─── INFORMATION SHOWN

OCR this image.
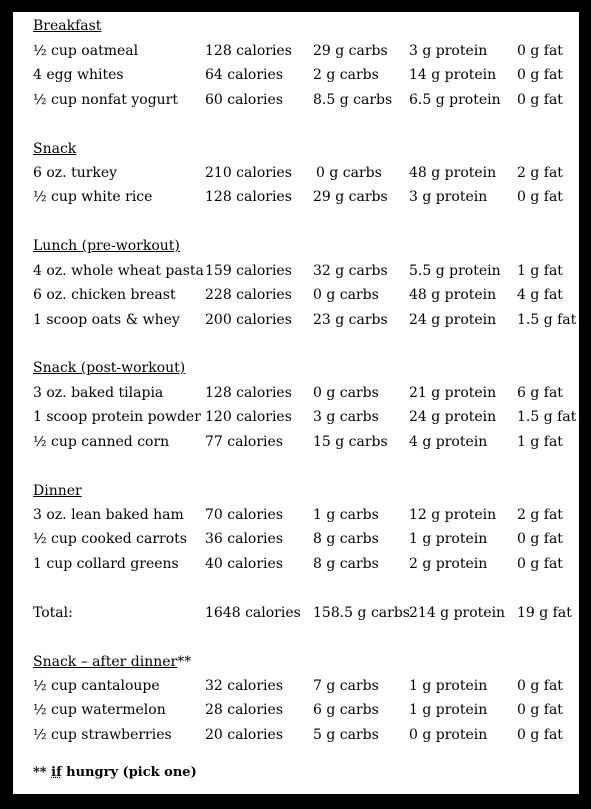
Breakfast
½ cup oatmeal	128 calories 29 g carbs 3 g protein 0 g fat
4 egg whites	64 calories 2 g carbs 14 g protein 0 g fat
½ cup nonfat yogurt 60 calories 8.5 g carbs 6.5 g protein 0 g fat
Snack
6 oz. turkey	210 calories 0 g carbs 48 g protein 2 g fat
½ cup white rice	128 calories 29 g carbs 3 g protein 0 g fat
Lunch (pre-workout)
4 oz. whole wheat pasta 159 calories 32 g carbs 5.5 g protein 1 g fat
6 oz. chicken breast 228 calories 0 g carbs 48 g protein 4 g fat
1 scoop oats & whey 200 calories 23 g carbs 24 g protein 1.5 g fat
Snack (post-workout)
3 oz. baked tilapia	128 calories 0 g carbs 21 g protein 6 g fat
1 scoop protein powder 120 calories 3 g carbs 24 g protein 1.5 g fat
½ cup canned corn	77 calories 15 g carbs 4 g protein 1 g fat
Dinner
3 oz. lean baked ham 70 calories 1 g carbs 12 g protein 2 g fat
½ cup cooked carrots 36 calories 8 g carbs 1 g protein 0 g fat
1 cup collard greens 40 calories 8 g carbs 2 g protein 0 g fat
Total:	1648 calories 158.5 g carbs 214 g protein 19 g fat
Snack – after dinner**
½ cup cantaloupe	32 calories 7 g carbs 1 g protein 0 g fat
½ cup watermelon	28 calories 6 g carbs 1 g protein 0 g fat
½ cup strawberries 20 calories 5 g carbs 0 g protein 0 g fat
** if hungry (pick one)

──────

Repeat the data above exactly; images are not part of the copy.

OCR this image.
Breakfast
½ cup oatmeal	128 calories 29 g carbs 3 g protein 0 g fat
4 egg whites	64 calories 2 g carbs 14 g protein 0 g fat
½ cup nonfat yogurt 60 calories 8.5 g carbs 6.5 g protein 0 g fat
Snack
6 oz. turkey	210 calories 0 g carbs 48 g protein 2 g fat
½ cup white rice	128 calories 29 g carbs 3 g protein 0 g fat
Lunch (pre-workout)
4 oz. whole wheat pasta 159 calories 32 g carbs 5.5 g protein 1 g fat
6 oz. chicken breast 228 calories 0 g carbs 48 g protein 4 g fat
1 scoop oats & whey 200 calories 23 g carbs 24 g protein 1.5 g fat
Snack (post-workout)
3 oz. baked tilapia	128 calories 0 g carbs 21 g protein 6 g fat
1 scoop protein powder 120 calories 3 g carbs 24 g protein 1.5 g fat
½ cup canned corn	77 calories 15 g carbs 4 g protein 1 g fat
Dinner
3 oz. lean baked ham 70 calories 1 g carbs 12 g protein 2 g fat
½ cup cooked carrots 36 calories 8 g carbs 1 g protein 0 g fat
1 cup collard greens 40 calories 8 g carbs 2 g protein 0 g fat
Total:	1648 calories 158.5 g carbs 214 g protein 19 g fat
Snack – after dinner**
½ cup cantaloupe	32 calories 7 g carbs 1 g protein 0 g fat
½ cup watermelon	28 calories 6 g carbs 1 g protein 0 g fat
½ cup strawberries 20 calories 5 g carbs 0 g protein 0 g fat
** if hungry (pick one)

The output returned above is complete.